* begin Materials provided *

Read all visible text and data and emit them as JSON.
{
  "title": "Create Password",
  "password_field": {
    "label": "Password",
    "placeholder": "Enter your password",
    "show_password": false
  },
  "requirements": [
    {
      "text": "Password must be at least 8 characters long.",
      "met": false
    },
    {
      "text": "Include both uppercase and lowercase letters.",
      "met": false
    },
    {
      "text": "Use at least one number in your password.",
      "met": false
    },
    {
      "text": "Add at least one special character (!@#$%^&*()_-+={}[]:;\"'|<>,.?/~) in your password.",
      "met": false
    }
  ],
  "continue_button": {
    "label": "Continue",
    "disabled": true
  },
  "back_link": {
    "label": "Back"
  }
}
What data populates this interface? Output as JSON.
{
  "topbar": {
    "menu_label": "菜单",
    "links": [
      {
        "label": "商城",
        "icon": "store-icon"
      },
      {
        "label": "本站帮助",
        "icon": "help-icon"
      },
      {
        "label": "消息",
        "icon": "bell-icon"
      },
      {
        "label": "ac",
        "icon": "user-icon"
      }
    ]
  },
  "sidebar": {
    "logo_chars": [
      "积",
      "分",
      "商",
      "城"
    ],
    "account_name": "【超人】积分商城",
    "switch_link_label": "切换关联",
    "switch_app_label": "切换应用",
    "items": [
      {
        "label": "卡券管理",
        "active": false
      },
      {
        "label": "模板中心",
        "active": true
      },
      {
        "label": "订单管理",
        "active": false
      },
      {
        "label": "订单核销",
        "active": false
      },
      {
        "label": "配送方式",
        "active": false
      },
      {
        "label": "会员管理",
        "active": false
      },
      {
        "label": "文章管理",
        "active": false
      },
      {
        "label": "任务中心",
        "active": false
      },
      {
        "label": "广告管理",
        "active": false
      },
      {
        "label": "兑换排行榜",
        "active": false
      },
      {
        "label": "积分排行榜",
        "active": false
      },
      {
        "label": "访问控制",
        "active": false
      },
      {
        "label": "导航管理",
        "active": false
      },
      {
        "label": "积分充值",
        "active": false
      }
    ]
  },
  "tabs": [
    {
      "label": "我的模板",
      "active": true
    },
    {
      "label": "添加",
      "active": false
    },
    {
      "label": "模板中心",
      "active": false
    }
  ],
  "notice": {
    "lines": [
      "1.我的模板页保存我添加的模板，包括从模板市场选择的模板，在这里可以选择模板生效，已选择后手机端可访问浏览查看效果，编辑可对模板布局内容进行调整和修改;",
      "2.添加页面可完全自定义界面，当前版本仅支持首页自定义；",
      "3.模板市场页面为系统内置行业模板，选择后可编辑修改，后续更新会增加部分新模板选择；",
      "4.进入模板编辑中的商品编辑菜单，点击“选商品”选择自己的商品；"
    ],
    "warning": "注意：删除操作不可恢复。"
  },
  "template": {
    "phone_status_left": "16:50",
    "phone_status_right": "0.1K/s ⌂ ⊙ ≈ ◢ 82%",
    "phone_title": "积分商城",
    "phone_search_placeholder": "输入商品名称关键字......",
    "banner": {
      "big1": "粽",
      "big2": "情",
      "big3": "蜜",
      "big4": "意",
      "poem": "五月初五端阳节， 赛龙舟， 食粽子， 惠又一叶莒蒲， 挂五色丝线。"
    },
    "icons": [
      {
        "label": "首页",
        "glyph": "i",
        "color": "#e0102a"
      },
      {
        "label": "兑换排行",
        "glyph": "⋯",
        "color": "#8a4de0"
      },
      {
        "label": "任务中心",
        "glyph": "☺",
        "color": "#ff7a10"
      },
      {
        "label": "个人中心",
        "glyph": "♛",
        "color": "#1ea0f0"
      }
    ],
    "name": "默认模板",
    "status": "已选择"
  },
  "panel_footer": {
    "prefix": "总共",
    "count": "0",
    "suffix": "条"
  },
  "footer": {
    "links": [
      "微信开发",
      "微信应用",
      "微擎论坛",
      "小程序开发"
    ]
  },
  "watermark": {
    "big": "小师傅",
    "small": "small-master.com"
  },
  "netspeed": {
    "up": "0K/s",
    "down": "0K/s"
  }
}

* end Materials provided *

**Task brief**
Reproduce the records in full, exactly as written.

**The result**
Read all visible text and data and emit them as JSON.
{
  "title": "Create Password",
  "password_field": {
    "label": "Password",
    "placeholder": "Enter your password",
    "show_password": false
  },
  "requirements": [
    {
      "text": "Password must be at least 8 characters long.",
      "met": false
    },
    {
      "text": "Include both uppercase and lowercase letters.",
      "met": false
    },
    {
      "text": "Use at least one number in your password.",
      "met": false
    },
    {
      "text": "Add at least one special character (!@#$%^&*()_-+={}[]:;\"'|<>,.?/~) in your password.",
      "met": false
    }
  ],
  "continue_button": {
    "label": "Continue",
    "disabled": true
  },
  "back_link": {
    "label": "Back"
  }
}
What data populates this interface? Output as JSON.
{
  "topbar": {
    "menu_label": "菜单",
    "links": [
      {
        "label": "商城",
        "icon": "store-icon"
      },
      {
        "label": "本站帮助",
        "icon": "help-icon"
      },
      {
        "label": "消息",
        "icon": "bell-icon"
      },
      {
        "label": "ac",
        "icon": "user-icon"
      }
    ]
  },
  "sidebar": {
    "logo_chars": [
      "积",
      "分",
      "商",
      "城"
    ],
    "account_name": "【超人】积分商城",
    "switch_link_label": "切换关联",
    "switch_app_label": "切换应用",
    "items": [
      {
        "label": "卡券管理",
        "active": false
      },
      {
        "label": "模板中心",
        "active": true
      },
      {
        "label": "订单管理",
        "active": false
      },
      {
        "label": "订单核销",
        "active": false
      },
      {
        "label": "配送方式",
        "active": false
      },
      {
        "label": "会员管理",
        "active": false
      },
      {
        "label": "文章管理",
        "active": false
      },
      {
        "label": "任务中心",
        "active": false
      },
      {
        "label": "广告管理",
        "active": false
      },
      {
        "label": "兑换排行榜",
        "active": false
      },
      {
        "label": "积分排行榜",
        "active": false
      },
      {
        "label": "访问控制",
        "active": false
      },
      {
        "label": "导航管理",
        "active": false
      },
      {
        "label": "积分充值",
        "active": false
      }
    ]
  },
  "tabs": [
    {
      "label": "我的模板",
      "active": true
    },
    {
      "label": "添加",
      "active": false
    },
    {
      "label": "模板中心",
      "active": false
    }
  ],
  "notice": {
    "lines": [
      "1.我的模板页保存我添加的模板，包括从模板市场选择的模板，在这里可以选择模板生效，已选择后手机端可访问浏览查看效果，编辑可对模板布局内容进行调整和修改;",
      "2.添加页面可完全自定义界面，当前版本仅支持首页自定义；",
      "3.模板市场页面为系统内置行业模板，选择后可编辑修改，后续更新会增加部分新模板选择；",
      "4.进入模板编辑中的商品编辑菜单，点击“选商品”选择自己的商品；"
    ],
    "warning": "注意：删除操作不可恢复。"
  },
  "template": {
    "phone_status_left": "16:50",
    "phone_status_right": "0.1K/s ⌂ ⊙ ≈ ◢ 82%",
    "phone_title": "积分商城",
    "phone_search_placeholder": "输入商品名称关键字......",
    "banner": {
      "big1": "粽",
      "big2": "情",
      "big3": "蜜",
      "big4": "意",
      "poem": "五月初五端阳节， 赛龙舟， 食粽子， 惠又一叶莒蒲， 挂五色丝线。"
    },
    "icons": [
      {
        "label": "首页",
        "glyph": "i",
        "color": "#e0102a"
      },
      {
        "label": "兑换排行",
        "glyph": "⋯",
        "color": "#8a4de0"
      },
      {
        "label": "任务中心",
        "glyph": "☺",
        "color": "#ff7a10"
      },
      {
        "label": "个人中心",
        "glyph": "♛",
        "color": "#1ea0f0"
      }
    ],
    "name": "默认模板",
    "status": "已选择"
  },
  "panel_footer": {
    "prefix": "总共",
    "count": "0",
    "suffix": "条"
  },
  "footer": {
    "links": [
      "微信开发",
      "微信应用",
      "微擎论坛",
      "小程序开发"
    ]
  },
  "watermark": {
    "big": "小师傅",
    "small": "small-master.com"
  },
  "netspeed": {
    "up": "0K/s",
    "down": "0K/s"
  }
}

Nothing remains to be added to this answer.